Requirements: Using the listing below, report all lines holding the word "Equal".

Data shown:
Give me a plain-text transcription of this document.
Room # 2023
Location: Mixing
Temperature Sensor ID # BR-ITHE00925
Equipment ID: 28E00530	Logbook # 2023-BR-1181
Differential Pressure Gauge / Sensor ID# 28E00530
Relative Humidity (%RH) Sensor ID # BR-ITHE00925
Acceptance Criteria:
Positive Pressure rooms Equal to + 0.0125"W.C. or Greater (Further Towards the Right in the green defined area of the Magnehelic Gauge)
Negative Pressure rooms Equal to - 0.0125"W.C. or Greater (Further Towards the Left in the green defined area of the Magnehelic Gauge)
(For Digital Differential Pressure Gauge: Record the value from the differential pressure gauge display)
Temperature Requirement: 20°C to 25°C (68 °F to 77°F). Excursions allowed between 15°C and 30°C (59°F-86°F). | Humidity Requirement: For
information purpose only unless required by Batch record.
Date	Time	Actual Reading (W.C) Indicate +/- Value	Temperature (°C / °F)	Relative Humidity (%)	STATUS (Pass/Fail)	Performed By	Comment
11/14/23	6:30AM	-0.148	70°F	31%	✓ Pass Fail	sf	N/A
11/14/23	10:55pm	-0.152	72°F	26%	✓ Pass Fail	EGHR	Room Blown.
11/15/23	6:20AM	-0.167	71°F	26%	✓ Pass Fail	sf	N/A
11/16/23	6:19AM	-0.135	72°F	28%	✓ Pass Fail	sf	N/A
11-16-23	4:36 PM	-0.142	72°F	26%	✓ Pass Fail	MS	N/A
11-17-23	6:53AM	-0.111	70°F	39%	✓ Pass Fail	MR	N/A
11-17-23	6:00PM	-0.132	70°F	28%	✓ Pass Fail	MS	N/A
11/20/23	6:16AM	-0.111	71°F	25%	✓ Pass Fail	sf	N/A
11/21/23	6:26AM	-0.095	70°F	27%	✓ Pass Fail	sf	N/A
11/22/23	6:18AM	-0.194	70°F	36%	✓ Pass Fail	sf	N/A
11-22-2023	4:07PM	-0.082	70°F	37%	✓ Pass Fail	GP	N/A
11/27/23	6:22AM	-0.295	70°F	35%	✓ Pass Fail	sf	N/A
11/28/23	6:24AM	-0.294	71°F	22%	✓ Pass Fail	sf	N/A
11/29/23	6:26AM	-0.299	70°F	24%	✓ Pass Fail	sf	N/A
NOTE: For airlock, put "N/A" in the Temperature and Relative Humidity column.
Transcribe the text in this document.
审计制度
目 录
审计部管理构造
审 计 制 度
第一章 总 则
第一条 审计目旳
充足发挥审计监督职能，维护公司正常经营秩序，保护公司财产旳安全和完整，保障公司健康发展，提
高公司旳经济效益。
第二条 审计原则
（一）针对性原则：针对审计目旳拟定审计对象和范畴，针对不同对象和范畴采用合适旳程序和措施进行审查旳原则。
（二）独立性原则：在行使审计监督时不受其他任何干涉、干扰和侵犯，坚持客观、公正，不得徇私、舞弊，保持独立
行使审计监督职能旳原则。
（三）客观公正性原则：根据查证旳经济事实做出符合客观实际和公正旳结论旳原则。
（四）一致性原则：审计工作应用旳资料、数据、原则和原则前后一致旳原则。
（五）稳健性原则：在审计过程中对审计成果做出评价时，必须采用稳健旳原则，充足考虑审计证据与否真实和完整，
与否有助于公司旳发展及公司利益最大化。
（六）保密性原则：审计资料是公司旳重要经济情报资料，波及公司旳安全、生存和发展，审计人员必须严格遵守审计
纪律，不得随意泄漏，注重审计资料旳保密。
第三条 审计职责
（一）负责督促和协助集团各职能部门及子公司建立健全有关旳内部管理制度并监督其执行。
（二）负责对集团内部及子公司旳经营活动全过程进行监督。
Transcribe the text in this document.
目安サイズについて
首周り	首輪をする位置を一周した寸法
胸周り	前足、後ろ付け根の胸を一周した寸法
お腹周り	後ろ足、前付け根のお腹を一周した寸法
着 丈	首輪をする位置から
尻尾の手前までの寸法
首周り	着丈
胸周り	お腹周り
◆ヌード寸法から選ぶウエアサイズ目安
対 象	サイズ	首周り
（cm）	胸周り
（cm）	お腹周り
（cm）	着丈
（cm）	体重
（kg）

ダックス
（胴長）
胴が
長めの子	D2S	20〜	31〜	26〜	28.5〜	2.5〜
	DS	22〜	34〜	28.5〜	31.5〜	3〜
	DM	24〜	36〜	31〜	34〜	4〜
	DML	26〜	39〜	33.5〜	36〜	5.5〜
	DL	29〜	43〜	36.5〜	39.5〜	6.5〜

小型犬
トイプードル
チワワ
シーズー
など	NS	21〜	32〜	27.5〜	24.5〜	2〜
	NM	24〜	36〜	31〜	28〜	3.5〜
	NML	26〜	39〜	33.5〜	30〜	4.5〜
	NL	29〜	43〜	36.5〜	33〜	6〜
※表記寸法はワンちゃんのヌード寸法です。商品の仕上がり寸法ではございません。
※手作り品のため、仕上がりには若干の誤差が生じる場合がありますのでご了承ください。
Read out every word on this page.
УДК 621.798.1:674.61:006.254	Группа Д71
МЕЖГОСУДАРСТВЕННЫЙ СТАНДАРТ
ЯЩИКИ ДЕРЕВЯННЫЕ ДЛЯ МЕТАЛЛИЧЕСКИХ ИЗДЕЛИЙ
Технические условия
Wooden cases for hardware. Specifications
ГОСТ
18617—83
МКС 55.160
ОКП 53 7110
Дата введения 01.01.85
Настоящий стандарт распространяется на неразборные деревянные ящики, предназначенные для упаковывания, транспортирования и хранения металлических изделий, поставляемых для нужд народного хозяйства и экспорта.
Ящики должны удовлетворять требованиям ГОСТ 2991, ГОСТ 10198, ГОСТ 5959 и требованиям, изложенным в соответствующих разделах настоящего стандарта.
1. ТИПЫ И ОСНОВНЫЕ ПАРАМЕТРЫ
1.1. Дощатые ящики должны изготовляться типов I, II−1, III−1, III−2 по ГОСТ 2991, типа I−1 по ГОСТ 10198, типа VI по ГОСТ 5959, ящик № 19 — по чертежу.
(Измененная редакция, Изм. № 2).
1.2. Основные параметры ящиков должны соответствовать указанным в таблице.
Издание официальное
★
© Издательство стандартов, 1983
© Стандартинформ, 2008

Completed task:
Positive Pressure rooms Equal to + 0.0125"W.C. or Greater (Further Towards the Right in the green defined area of the Magnehelic Gauge)
Negative Pressure rooms Equal to - 0.0125"W.C. or Greater (Further Towards the Left in the green defined area of the Magnehelic Gauge)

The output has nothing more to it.